▶ **What you are asked to do**
Print all entries word for word.

▶ **Records for processing**
:::::

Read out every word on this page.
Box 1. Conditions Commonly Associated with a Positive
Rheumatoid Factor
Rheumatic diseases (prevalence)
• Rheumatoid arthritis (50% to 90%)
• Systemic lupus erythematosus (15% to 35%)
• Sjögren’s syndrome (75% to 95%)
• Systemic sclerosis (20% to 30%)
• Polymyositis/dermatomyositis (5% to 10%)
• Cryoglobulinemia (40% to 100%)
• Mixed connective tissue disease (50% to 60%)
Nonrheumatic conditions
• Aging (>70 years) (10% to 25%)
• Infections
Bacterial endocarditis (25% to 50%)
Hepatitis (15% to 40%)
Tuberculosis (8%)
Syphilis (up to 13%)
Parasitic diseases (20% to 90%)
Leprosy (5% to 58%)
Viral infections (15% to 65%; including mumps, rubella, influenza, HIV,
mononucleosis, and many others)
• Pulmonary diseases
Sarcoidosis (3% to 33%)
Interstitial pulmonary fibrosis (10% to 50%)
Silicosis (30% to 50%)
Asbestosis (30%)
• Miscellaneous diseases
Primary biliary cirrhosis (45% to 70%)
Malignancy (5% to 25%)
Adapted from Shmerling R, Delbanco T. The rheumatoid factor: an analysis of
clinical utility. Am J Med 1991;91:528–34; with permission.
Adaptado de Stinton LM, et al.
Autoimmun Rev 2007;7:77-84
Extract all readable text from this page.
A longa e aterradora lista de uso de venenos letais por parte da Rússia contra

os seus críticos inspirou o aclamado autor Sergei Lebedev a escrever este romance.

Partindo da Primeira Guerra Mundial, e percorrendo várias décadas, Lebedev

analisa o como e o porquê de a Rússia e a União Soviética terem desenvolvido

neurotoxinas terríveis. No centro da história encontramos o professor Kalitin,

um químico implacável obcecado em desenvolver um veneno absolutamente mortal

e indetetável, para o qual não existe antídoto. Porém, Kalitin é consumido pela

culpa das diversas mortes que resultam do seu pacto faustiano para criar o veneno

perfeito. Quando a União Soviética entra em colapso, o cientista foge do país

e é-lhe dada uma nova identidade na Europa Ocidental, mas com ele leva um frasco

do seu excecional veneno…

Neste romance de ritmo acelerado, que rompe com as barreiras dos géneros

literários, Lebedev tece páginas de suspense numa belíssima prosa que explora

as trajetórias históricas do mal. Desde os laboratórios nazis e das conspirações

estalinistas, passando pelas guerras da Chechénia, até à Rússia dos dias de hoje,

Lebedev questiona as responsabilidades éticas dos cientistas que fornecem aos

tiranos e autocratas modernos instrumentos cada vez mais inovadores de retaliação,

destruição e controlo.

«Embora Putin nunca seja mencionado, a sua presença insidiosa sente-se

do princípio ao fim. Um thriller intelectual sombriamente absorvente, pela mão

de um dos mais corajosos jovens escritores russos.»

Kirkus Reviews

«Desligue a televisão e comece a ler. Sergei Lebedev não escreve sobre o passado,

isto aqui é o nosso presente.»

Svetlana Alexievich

:::::

▶ **Your solution**
Read out every word on this page.
Box 1. Conditions Commonly Associated with a Positive
Rheumatoid Factor
Rheumatic diseases (prevalence)
• Rheumatoid arthritis (50% to 90%)
• Systemic lupus erythematosus (15% to 35%)
• Sjögren’s syndrome (75% to 95%)
• Systemic sclerosis (20% to 30%)
• Polymyositis/dermatomyositis (5% to 10%)
• Cryoglobulinemia (40% to 100%)
• Mixed connective tissue disease (50% to 60%)
Nonrheumatic conditions
• Aging (>70 years) (10% to 25%)
• Infections
Bacterial endocarditis (25% to 50%)
Hepatitis (15% to 40%)
Tuberculosis (8%)
Syphilis (up to 13%)
Parasitic diseases (20% to 90%)
Leprosy (5% to 58%)
Viral infections (15% to 65%; including mumps, rubella, influenza, HIV,
mononucleosis, and many others)
• Pulmonary diseases
Sarcoidosis (3% to 33%)
Interstitial pulmonary fibrosis (10% to 50%)
Silicosis (30% to 50%)
Asbestosis (30%)
• Miscellaneous diseases
Primary biliary cirrhosis (45% to 70%)
Malignancy (5% to 25%)
Adapted from Shmerling R, Delbanco T. The rheumatoid factor: an analysis of
clinical utility. Am J Med 1991;91:528–34; with permission.
Adaptado de Stinton LM, et al.
Autoimmun Rev 2007;7:77-84
Extract all readable text from this page.
A longa e aterradora lista de uso de venenos letais por parte da Rússia contra

os seus críticos inspirou o aclamado autor Sergei Lebedev a escrever este romance.

Partindo da Primeira Guerra Mundial, e percorrendo várias décadas, Lebedev

analisa o como e o porquê de a Rússia e a União Soviética terem desenvolvido

neurotoxinas terríveis. No centro da história encontramos o professor Kalitin,

um químico implacável obcecado em desenvolver um veneno absolutamente mortal

e indetetável, para o qual não existe antídoto. Porém, Kalitin é consumido pela

culpa das diversas mortes que resultam do seu pacto faustiano para criar o veneno

perfeito. Quando a União Soviética entra em colapso, o cientista foge do país

e é-lhe dada uma nova identidade na Europa Ocidental, mas com ele leva um frasco

do seu excecional veneno…

Neste romance de ritmo acelerado, que rompe com as barreiras dos géneros

literários, Lebedev tece páginas de suspense numa belíssima prosa que explora

as trajetórias históricas do mal. Desde os laboratórios nazis e das conspirações

estalinistas, passando pelas guerras da Chechénia, até à Rússia dos dias de hoje,

Lebedev questiona as responsabilidades éticas dos cientistas que fornecem aos

tiranos e autocratas modernos instrumentos cada vez mais inovadores de retaliação,

destruição e controlo.

«Embora Putin nunca seja mencionado, a sua presença insidiosa sente-se

do princípio ao fim. Um thriller intelectual sombriamente absorvente, pela mão

de um dos mais corajosos jovens escritores russos.»

Kirkus Reviews

«Desligue a televisão e comece a ler. Sergei Lebedev não escreve sobre o passado,

isto aqui é o nosso presente.»

Svetlana Alexievich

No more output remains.